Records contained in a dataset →
───
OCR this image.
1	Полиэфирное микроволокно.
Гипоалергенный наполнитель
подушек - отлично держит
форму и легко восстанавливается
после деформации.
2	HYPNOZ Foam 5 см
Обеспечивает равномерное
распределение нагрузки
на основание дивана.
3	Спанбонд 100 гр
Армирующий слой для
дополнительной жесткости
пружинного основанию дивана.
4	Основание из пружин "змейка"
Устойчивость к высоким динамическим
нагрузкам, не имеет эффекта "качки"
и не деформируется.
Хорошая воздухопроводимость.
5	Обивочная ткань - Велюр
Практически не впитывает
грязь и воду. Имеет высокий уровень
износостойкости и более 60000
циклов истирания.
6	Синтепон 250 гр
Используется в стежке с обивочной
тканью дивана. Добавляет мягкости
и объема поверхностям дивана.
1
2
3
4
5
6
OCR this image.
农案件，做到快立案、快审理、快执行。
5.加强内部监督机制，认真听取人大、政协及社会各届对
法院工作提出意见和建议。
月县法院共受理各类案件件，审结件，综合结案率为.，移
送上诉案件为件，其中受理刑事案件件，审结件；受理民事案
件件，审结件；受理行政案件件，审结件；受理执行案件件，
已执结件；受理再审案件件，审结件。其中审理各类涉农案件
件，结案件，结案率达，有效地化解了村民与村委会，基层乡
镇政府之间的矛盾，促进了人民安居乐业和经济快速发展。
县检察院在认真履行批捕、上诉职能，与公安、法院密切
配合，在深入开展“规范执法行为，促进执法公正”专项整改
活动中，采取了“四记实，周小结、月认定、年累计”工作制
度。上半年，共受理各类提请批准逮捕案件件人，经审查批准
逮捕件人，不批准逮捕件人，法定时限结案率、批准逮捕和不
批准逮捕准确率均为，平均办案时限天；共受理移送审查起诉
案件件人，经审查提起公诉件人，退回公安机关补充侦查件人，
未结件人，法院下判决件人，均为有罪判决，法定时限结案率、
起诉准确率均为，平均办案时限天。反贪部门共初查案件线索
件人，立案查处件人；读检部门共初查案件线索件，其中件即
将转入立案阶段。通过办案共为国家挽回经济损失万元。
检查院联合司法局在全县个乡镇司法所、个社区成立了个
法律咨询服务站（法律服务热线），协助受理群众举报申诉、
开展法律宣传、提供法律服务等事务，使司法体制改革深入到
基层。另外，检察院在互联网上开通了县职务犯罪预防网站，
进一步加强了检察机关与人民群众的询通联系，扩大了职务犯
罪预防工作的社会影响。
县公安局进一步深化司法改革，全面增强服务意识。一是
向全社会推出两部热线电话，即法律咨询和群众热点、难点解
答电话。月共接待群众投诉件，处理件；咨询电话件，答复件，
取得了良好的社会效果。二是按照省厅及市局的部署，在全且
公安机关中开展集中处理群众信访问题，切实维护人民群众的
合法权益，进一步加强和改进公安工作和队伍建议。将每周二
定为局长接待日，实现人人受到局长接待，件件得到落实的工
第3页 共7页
───
Work required → Print the complete listing again, exactly as it stands.

Full output →
OCR this image.
1	Полиэфирное микроволокно.
Гипоалергенный наполнитель
подушек - отлично держит
форму и легко восстанавливается
после деформации.
2	HYPNOZ Foam 5 см
Обеспечивает равномерное
распределение нагрузки
на основание дивана.
3	Спанбонд 100 гр
Армирующий слой для
дополнительной жесткости
пружинного основанию дивана.
4	Основание из пружин "змейка"
Устойчивость к высоким динамическим
нагрузкам, не имеет эффекта "качки"
и не деформируется.
Хорошая воздухопроводимость.
5	Обивочная ткань - Велюр
Практически не впитывает
грязь и воду. Имеет высокий уровень
износостойкости и более 60000
циклов истирания.
6	Синтепон 250 гр
Используется в стежке с обивочной
тканью дивана. Добавляет мягкости
и объема поверхностям дивана.
1
2
3
4
5
6
OCR this image.
农案件，做到快立案、快审理、快执行。
5.加强内部监督机制，认真听取人大、政协及社会各届对
法院工作提出意见和建议。
月县法院共受理各类案件件，审结件，综合结案率为.，移
送上诉案件为件，其中受理刑事案件件，审结件；受理民事案
件件，审结件；受理行政案件件，审结件；受理执行案件件，
已执结件；受理再审案件件，审结件。其中审理各类涉农案件
件，结案件，结案率达，有效地化解了村民与村委会，基层乡
镇政府之间的矛盾，促进了人民安居乐业和经济快速发展。
县检察院在认真履行批捕、上诉职能，与公安、法院密切
配合，在深入开展“规范执法行为，促进执法公正”专项整改
活动中，采取了“四记实，周小结、月认定、年累计”工作制
度。上半年，共受理各类提请批准逮捕案件件人，经审查批准
逮捕件人，不批准逮捕件人，法定时限结案率、批准逮捕和不
批准逮捕准确率均为，平均办案时限天；共受理移送审查起诉
案件件人，经审查提起公诉件人，退回公安机关补充侦查件人，
未结件人，法院下判决件人，均为有罪判决，法定时限结案率、
起诉准确率均为，平均办案时限天。反贪部门共初查案件线索
件人，立案查处件人；读检部门共初查案件线索件，其中件即
将转入立案阶段。通过办案共为国家挽回经济损失万元。
检查院联合司法局在全县个乡镇司法所、个社区成立了个
法律咨询服务站（法律服务热线），协助受理群众举报申诉、
开展法律宣传、提供法律服务等事务，使司法体制改革深入到
基层。另外，检察院在互联网上开通了县职务犯罪预防网站，
进一步加强了检察机关与人民群众的询通联系，扩大了职务犯
罪预防工作的社会影响。
县公安局进一步深化司法改革，全面增强服务意识。一是
向全社会推出两部热线电话，即法律咨询和群众热点、难点解
答电话。月共接待群众投诉件，处理件；咨询电话件，答复件，
取得了良好的社会效果。二是按照省厅及市局的部署，在全且
公安机关中开展集中处理群众信访问题，切实维护人民群众的
合法权益，进一步加强和改进公安工作和队伍建议。将每周二
定为局长接待日，实现人人受到局长接待，件件得到落实的工
第3页 共7页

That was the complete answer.